:: TO DO ::
Reproduce all lines of the listing below in which the word "nchromosome" occurs.
"""
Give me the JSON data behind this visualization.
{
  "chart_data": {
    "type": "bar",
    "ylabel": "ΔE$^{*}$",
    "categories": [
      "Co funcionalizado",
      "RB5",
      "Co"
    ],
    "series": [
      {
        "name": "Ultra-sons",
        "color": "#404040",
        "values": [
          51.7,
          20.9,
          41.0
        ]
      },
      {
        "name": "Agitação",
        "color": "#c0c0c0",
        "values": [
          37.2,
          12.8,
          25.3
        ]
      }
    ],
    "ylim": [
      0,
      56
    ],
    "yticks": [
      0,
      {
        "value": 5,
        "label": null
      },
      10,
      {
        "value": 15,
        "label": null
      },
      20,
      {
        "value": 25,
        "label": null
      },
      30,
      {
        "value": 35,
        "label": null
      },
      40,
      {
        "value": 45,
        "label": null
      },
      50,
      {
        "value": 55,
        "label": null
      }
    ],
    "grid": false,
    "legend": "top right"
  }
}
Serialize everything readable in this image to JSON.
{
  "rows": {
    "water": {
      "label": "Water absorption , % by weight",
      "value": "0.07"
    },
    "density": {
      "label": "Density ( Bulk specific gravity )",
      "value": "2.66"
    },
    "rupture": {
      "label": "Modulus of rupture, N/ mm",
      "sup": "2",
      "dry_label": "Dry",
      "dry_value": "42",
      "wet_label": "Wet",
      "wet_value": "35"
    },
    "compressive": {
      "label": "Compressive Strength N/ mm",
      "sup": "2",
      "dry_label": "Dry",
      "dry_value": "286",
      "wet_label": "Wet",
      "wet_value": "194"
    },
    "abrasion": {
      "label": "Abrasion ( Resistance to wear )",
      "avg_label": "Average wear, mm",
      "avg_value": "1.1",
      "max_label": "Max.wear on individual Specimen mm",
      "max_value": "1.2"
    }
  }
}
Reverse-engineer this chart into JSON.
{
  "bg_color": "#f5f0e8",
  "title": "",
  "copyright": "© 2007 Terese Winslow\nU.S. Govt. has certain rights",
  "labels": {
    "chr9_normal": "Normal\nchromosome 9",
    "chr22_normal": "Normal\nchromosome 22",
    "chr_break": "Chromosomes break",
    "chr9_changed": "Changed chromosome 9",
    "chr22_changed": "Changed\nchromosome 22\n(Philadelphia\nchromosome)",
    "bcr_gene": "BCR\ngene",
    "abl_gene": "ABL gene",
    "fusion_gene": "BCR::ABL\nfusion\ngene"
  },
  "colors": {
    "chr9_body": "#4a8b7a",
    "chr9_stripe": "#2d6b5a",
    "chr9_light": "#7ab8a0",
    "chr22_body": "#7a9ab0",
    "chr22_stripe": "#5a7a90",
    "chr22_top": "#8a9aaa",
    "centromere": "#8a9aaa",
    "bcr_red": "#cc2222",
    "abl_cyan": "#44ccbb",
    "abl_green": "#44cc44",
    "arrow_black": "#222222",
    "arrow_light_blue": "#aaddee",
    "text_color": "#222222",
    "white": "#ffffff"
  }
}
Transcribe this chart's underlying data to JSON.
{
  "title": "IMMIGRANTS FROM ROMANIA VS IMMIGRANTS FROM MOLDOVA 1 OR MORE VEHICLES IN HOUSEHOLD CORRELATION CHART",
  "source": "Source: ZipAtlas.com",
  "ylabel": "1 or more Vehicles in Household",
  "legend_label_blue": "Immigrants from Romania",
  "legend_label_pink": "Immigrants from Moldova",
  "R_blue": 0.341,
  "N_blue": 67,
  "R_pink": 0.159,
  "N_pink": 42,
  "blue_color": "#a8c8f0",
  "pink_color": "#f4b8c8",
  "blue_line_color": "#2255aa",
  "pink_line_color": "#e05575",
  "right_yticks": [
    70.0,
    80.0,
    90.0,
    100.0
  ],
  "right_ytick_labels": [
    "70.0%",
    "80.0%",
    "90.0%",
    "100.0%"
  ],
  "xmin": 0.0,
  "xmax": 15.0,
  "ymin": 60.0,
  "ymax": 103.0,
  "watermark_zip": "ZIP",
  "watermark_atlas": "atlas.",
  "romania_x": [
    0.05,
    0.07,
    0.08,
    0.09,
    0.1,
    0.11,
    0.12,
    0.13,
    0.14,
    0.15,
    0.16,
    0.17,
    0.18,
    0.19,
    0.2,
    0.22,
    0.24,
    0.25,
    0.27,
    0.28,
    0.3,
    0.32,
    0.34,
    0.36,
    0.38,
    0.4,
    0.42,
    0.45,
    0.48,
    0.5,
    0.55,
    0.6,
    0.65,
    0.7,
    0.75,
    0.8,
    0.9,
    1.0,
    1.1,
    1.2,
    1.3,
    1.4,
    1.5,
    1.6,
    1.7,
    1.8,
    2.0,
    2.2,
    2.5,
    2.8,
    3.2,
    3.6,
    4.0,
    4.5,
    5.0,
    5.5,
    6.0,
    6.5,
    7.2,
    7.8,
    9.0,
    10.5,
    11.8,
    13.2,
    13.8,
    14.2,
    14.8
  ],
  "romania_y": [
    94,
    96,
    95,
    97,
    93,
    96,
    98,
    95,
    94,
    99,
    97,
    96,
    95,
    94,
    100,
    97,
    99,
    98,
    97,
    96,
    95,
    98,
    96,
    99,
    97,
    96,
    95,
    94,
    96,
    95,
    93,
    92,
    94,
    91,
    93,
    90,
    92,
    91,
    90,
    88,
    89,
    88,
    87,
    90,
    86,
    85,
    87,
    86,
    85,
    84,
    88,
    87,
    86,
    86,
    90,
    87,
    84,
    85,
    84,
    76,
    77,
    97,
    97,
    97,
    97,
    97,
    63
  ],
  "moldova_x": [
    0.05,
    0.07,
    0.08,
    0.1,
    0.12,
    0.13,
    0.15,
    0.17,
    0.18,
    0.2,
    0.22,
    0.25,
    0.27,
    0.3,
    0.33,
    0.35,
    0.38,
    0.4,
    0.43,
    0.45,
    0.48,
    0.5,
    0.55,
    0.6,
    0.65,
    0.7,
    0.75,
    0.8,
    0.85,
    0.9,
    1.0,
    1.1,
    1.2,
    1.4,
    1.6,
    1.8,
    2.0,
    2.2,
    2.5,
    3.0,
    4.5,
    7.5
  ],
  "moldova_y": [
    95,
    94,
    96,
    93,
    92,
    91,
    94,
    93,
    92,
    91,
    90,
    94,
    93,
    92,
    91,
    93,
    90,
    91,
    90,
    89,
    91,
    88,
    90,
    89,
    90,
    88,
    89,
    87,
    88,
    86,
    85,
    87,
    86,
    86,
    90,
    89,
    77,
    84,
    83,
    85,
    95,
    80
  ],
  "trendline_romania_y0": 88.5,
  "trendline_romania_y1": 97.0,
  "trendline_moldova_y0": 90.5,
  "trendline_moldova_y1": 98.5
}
"""
:: TASK ANSWER ::
    "chr9_normal": "Normal\nchromosome 9",
    "chr22_normal": "Normal\nchromosome 22",
    "chr22_changed": "Changed\nchromosome 22\n(Philadelphia\nchromosome)",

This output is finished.